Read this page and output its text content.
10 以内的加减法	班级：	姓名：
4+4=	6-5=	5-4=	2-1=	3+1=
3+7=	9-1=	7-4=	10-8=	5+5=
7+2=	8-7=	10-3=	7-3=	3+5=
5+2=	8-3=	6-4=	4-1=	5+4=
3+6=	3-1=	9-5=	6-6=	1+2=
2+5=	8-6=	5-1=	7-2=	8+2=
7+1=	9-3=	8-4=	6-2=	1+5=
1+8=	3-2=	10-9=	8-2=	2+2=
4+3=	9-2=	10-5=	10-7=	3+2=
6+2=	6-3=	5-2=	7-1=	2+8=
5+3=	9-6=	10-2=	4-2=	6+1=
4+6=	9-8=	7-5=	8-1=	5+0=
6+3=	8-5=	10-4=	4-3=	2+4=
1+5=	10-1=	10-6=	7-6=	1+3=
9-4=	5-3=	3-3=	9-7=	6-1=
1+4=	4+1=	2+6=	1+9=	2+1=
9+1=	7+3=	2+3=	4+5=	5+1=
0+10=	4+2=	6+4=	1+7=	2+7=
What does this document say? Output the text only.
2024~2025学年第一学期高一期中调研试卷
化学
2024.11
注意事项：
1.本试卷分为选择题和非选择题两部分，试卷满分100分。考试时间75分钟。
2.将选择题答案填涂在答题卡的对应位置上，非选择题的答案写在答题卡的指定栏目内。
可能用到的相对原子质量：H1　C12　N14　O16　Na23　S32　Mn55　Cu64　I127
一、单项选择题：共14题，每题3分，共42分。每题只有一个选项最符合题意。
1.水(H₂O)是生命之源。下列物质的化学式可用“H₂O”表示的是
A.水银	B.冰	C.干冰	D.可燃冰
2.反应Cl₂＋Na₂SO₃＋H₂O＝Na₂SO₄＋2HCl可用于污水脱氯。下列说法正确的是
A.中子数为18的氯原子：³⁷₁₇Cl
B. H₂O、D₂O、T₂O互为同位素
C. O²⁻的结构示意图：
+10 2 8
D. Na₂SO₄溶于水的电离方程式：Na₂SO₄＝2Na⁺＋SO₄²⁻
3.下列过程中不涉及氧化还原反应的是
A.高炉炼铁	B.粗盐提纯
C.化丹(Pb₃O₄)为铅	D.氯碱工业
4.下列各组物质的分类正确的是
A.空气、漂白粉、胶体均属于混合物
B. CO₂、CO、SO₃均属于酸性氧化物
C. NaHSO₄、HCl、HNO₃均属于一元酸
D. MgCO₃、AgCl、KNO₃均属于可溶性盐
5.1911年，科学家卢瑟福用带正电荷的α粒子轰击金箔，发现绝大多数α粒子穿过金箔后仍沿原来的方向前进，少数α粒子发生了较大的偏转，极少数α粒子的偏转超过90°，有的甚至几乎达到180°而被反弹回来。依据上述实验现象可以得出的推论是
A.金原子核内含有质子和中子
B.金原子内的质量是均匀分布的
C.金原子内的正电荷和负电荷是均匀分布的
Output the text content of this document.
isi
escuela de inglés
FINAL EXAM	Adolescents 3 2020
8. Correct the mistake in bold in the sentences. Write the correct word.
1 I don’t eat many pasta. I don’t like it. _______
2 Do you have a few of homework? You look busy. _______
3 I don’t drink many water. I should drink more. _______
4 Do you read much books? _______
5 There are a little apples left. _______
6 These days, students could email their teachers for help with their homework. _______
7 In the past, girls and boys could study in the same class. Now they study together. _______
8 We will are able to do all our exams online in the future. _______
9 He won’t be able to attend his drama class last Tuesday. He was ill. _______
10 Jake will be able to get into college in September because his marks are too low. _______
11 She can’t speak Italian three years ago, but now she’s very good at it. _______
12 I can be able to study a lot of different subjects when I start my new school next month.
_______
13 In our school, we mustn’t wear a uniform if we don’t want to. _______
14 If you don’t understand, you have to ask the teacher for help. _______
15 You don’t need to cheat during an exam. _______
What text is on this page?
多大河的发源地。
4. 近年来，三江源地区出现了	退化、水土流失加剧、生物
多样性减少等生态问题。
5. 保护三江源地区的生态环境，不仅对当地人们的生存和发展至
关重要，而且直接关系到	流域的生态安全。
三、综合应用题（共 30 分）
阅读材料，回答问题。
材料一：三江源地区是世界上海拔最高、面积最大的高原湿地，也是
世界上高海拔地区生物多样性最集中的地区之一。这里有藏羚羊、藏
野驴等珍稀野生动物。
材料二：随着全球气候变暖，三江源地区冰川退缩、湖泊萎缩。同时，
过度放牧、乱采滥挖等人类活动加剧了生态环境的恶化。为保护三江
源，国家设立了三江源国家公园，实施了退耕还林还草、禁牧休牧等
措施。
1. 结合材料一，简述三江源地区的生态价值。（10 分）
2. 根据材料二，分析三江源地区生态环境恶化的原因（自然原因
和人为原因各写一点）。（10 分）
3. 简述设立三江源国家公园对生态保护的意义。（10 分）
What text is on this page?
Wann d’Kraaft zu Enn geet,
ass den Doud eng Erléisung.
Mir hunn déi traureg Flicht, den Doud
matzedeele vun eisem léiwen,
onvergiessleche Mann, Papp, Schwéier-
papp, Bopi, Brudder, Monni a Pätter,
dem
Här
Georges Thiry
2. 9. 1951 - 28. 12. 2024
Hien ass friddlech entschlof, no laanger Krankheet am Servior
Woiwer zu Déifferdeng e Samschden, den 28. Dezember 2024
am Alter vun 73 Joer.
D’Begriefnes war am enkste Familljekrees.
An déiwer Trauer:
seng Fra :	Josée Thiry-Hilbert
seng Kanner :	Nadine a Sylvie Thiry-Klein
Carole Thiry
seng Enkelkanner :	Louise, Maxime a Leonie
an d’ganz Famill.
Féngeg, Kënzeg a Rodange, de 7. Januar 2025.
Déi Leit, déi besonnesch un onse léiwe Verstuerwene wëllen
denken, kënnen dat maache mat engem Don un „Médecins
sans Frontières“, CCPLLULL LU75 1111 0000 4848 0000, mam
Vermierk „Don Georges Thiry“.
•••••
Go through the records and gather the lines that hold "homework".

- Full response
2 Do you have a few of homework? You look busy. _______
6 These days, students could email their teachers for help with their homework. _______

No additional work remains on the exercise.